--- Start of RECORDS TO USE ---

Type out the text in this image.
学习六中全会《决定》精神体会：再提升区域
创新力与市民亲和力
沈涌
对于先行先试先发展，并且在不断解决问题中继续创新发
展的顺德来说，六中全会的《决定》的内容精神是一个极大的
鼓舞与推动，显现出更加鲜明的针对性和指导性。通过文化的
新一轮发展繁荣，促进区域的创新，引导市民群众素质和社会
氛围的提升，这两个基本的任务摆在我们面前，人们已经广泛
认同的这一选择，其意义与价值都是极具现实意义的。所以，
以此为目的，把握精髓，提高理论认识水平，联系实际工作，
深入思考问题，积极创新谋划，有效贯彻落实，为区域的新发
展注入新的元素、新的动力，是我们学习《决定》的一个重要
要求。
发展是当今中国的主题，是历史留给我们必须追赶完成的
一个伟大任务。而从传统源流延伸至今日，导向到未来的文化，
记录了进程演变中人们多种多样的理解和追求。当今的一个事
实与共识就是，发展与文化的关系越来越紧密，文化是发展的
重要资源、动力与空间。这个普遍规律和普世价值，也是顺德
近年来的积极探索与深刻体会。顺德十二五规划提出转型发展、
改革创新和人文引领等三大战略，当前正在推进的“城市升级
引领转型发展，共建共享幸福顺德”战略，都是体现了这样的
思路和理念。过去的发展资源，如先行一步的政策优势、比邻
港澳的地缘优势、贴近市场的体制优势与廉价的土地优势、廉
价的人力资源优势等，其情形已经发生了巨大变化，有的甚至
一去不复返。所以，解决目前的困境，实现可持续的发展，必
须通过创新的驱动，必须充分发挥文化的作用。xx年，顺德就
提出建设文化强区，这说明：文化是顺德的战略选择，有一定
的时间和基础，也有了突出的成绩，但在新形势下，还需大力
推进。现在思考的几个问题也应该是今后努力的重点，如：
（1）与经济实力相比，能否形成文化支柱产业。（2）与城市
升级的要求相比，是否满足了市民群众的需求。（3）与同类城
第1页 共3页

--- End of RECORDS TO USE ---

*STATED GOAL*:
Reproduce the records above exactly as they appear.

*THE COMPLETED TASK*:
Type out the text in this image.
学习六中全会《决定》精神体会：再提升区域
创新力与市民亲和力
沈涌
对于先行先试先发展，并且在不断解决问题中继续创新发
展的顺德来说，六中全会的《决定》的内容精神是一个极大的
鼓舞与推动，显现出更加鲜明的针对性和指导性。通过文化的
新一轮发展繁荣，促进区域的创新，引导市民群众素质和社会
氛围的提升，这两个基本的任务摆在我们面前，人们已经广泛
认同的这一选择，其意义与价值都是极具现实意义的。所以，
以此为目的，把握精髓，提高理论认识水平，联系实际工作，
深入思考问题，积极创新谋划，有效贯彻落实，为区域的新发
展注入新的元素、新的动力，是我们学习《决定》的一个重要
要求。
发展是当今中国的主题，是历史留给我们必须追赶完成的
一个伟大任务。而从传统源流延伸至今日，导向到未来的文化，
记录了进程演变中人们多种多样的理解和追求。当今的一个事
实与共识就是，发展与文化的关系越来越紧密，文化是发展的
重要资源、动力与空间。这个普遍规律和普世价值，也是顺德
近年来的积极探索与深刻体会。顺德十二五规划提出转型发展、
改革创新和人文引领等三大战略，当前正在推进的“城市升级
引领转型发展，共建共享幸福顺德”战略，都是体现了这样的
思路和理念。过去的发展资源，如先行一步的政策优势、比邻
港澳的地缘优势、贴近市场的体制优势与廉价的土地优势、廉
价的人力资源优势等，其情形已经发生了巨大变化，有的甚至
一去不复返。所以，解决目前的困境，实现可持续的发展，必
须通过创新的驱动，必须充分发挥文化的作用。xx年，顺德就
提出建设文化强区，这说明：文化是顺德的战略选择，有一定
的时间和基础，也有了突出的成绩，但在新形势下，还需大力
推进。现在思考的几个问题也应该是今后努力的重点，如：
（1）与经济实力相比，能否形成文化支柱产业。（2）与城市
升级的要求相比，是否满足了市民群众的需求。（3）与同类城
第1页 共3页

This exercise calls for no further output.